## [Exercise task]
Copy out each line featuring the string "chavisa" from the entries beneath.

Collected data
....

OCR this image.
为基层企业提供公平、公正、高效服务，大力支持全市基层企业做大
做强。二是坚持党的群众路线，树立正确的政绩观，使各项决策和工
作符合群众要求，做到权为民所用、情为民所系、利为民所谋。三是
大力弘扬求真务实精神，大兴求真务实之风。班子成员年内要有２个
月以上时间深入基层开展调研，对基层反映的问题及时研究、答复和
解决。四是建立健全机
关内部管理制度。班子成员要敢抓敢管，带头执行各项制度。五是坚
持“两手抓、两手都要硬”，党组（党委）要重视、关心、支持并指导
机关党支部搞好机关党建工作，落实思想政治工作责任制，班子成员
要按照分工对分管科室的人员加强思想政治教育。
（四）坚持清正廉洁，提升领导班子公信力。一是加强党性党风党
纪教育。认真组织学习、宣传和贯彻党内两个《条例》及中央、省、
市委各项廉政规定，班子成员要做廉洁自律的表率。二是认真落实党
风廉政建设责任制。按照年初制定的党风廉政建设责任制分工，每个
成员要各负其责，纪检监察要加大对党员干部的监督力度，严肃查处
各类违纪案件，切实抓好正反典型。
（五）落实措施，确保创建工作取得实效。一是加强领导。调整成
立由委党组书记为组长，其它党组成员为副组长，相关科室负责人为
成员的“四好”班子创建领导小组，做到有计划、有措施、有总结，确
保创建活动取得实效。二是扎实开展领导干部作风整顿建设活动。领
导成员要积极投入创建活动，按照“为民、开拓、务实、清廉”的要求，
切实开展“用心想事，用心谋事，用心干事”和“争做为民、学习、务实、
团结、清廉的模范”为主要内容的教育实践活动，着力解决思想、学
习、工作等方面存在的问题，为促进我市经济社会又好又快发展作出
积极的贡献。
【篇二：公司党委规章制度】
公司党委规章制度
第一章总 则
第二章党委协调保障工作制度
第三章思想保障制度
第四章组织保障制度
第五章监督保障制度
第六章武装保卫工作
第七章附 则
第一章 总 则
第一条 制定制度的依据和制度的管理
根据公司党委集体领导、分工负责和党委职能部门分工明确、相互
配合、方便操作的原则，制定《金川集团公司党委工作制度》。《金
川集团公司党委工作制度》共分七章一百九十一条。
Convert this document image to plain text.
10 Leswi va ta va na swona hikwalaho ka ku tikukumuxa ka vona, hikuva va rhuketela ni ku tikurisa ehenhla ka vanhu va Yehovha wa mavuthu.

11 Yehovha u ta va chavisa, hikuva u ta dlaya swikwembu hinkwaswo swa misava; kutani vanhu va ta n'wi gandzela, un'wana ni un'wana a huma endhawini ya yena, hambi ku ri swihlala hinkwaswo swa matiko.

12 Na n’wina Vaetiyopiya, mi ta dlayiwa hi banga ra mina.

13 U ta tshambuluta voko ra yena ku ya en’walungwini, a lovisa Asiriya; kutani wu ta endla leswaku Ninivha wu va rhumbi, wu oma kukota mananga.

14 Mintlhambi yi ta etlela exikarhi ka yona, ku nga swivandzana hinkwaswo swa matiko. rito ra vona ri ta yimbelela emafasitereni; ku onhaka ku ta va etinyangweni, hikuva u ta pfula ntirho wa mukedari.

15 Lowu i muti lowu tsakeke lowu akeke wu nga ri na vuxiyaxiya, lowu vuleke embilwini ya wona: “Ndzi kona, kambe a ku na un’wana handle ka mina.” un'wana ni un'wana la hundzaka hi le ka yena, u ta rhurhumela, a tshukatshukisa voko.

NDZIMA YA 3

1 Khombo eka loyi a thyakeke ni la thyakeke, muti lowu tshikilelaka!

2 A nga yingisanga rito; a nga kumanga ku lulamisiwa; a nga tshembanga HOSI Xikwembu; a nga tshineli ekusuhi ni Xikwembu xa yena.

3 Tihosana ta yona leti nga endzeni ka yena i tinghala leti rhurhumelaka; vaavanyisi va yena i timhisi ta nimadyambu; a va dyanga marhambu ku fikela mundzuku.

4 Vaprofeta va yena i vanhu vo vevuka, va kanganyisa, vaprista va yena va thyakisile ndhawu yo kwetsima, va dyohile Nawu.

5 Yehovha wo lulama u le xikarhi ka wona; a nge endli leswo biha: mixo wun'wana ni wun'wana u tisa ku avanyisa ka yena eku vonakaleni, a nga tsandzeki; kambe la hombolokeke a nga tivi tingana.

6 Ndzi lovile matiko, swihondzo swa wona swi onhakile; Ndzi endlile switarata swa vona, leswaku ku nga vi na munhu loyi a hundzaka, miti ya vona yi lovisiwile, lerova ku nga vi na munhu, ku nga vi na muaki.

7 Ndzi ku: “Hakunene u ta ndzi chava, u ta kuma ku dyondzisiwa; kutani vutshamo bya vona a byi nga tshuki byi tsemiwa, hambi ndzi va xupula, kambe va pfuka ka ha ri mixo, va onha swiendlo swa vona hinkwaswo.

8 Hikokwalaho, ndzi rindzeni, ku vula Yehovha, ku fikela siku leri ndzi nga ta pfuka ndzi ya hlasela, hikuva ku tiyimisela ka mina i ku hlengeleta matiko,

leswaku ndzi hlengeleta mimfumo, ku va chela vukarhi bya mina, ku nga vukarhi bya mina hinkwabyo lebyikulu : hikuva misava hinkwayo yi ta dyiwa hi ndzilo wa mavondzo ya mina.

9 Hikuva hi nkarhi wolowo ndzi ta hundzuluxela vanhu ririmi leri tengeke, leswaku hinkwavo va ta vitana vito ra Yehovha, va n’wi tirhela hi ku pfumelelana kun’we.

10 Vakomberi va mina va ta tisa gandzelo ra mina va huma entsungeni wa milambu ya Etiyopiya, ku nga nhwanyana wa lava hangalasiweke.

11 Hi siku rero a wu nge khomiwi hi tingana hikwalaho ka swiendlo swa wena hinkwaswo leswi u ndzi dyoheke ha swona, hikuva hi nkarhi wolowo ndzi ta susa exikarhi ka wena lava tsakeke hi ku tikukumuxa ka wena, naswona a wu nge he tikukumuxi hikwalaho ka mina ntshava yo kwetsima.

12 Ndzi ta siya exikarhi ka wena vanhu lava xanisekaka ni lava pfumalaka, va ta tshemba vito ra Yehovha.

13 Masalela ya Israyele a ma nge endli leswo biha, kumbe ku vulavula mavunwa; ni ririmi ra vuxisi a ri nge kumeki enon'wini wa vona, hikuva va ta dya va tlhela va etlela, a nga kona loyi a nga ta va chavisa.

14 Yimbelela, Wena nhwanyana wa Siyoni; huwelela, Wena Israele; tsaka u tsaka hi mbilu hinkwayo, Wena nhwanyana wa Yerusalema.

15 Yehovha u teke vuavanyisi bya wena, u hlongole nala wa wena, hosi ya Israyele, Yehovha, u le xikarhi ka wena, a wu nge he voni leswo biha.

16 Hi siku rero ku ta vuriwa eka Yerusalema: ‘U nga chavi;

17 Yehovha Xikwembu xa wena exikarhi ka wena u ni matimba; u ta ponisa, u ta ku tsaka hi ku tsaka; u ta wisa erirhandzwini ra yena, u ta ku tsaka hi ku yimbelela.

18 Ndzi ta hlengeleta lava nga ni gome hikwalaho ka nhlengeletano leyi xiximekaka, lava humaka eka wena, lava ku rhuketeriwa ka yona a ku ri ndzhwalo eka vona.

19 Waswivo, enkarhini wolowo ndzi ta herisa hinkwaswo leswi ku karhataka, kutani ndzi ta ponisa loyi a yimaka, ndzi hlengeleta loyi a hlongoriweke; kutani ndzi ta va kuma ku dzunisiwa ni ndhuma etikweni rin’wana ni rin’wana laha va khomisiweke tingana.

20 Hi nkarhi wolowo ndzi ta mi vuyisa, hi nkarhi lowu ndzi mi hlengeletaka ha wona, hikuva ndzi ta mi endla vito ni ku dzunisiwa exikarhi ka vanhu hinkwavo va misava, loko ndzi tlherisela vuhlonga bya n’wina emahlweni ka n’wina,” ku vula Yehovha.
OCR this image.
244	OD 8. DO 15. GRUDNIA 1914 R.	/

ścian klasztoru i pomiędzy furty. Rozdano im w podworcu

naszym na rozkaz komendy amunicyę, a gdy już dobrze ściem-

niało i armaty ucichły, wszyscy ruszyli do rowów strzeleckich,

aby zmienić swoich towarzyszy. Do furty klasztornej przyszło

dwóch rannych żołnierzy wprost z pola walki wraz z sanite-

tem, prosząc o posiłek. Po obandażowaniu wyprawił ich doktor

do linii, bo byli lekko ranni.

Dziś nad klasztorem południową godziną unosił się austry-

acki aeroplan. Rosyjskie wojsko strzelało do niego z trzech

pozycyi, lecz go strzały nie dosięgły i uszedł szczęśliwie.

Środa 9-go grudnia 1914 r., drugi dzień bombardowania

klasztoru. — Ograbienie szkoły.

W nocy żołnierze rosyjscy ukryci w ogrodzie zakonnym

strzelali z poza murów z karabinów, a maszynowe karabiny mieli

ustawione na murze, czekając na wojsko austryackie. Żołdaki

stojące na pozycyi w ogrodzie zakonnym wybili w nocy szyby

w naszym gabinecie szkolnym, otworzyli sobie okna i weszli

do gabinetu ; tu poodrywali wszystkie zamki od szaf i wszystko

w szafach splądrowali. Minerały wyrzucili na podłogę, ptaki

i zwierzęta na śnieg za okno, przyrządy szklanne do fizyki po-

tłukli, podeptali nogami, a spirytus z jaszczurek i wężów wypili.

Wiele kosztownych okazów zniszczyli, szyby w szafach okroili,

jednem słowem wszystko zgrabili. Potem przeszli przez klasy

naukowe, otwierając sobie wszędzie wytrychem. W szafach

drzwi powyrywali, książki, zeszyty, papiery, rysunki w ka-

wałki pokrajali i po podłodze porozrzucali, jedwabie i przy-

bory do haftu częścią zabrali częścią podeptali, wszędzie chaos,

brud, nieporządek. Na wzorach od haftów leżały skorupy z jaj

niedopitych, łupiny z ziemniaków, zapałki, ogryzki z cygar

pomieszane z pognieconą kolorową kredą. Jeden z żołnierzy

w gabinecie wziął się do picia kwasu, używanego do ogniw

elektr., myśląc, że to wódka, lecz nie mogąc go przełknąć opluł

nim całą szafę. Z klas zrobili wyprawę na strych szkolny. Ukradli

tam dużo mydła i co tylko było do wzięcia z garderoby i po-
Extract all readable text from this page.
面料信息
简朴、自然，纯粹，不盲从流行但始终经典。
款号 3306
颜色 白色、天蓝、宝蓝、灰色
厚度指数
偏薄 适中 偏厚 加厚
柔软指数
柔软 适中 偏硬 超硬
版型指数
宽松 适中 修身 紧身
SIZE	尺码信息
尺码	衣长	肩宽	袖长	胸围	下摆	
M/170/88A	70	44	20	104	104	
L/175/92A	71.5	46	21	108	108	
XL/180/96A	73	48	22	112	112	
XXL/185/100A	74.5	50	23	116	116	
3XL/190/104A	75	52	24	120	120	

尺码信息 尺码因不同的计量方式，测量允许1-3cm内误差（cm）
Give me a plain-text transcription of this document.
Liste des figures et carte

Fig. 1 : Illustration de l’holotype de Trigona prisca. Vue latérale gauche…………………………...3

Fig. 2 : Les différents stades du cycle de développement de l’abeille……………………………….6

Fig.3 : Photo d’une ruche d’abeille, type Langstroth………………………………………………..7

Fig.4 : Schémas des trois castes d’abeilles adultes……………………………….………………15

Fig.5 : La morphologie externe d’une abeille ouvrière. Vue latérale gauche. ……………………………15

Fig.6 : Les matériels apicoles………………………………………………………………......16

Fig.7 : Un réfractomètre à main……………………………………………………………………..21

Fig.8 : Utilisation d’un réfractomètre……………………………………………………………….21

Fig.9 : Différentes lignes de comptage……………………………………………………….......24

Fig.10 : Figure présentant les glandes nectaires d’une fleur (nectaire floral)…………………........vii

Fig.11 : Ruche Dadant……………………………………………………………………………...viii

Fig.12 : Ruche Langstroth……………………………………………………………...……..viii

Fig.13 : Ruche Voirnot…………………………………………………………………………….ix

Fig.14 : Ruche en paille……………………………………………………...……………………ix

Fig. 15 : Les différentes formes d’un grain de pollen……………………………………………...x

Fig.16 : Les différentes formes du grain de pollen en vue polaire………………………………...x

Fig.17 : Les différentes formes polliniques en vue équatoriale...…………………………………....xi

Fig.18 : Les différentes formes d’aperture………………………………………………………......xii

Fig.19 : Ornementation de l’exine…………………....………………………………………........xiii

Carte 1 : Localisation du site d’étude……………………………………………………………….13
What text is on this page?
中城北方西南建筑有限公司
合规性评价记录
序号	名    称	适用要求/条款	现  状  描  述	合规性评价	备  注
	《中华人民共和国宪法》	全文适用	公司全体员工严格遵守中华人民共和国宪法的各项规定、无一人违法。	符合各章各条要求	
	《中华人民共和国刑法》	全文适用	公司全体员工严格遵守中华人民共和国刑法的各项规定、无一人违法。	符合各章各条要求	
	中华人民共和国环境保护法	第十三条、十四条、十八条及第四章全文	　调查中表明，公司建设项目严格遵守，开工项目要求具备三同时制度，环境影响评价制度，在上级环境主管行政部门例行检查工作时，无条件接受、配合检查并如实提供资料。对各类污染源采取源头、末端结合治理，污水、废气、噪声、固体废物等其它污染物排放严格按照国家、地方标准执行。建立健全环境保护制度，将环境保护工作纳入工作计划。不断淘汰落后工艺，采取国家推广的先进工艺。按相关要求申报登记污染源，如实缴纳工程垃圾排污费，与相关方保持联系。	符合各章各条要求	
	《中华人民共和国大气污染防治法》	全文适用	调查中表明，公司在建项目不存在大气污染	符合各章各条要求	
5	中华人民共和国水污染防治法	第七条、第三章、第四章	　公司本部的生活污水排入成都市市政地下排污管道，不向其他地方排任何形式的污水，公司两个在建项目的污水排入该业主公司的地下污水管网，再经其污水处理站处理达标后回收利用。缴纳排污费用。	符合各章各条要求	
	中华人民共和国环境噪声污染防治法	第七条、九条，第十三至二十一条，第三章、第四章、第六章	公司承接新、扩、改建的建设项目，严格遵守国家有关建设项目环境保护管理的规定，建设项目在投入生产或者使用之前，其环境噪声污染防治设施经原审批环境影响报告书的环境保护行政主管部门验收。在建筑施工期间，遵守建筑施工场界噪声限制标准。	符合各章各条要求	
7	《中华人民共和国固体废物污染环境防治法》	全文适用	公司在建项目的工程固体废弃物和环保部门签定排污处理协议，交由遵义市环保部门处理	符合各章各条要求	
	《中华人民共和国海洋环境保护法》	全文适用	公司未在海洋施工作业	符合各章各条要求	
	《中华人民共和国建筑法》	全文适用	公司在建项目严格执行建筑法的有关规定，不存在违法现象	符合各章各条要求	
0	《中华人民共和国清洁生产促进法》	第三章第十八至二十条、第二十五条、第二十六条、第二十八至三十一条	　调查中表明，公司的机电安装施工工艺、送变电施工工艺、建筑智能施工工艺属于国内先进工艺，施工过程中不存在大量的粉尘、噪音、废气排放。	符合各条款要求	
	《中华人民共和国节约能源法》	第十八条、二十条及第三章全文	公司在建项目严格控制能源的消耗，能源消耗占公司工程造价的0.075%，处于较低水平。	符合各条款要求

....

## [Reply]
11 Yehovha u ta va chavisa, hikuva u ta dlaya swikwembu hinkwaswo swa misava; kutani vanhu va ta n'wi gandzela, un'wana ni un'wana a huma endhawini ya yena, hambi ku ri swihlala hinkwaswo swa matiko.
13 Masalela ya Israyele a ma nge endli leswo biha, kumbe ku vulavula mavunwa; ni ririmi ra vuxisi a ri nge kumeki enon'wini wa vona, hikuva va ta dya va tlhela va etlela, a nga kona loyi a nga ta va chavisa.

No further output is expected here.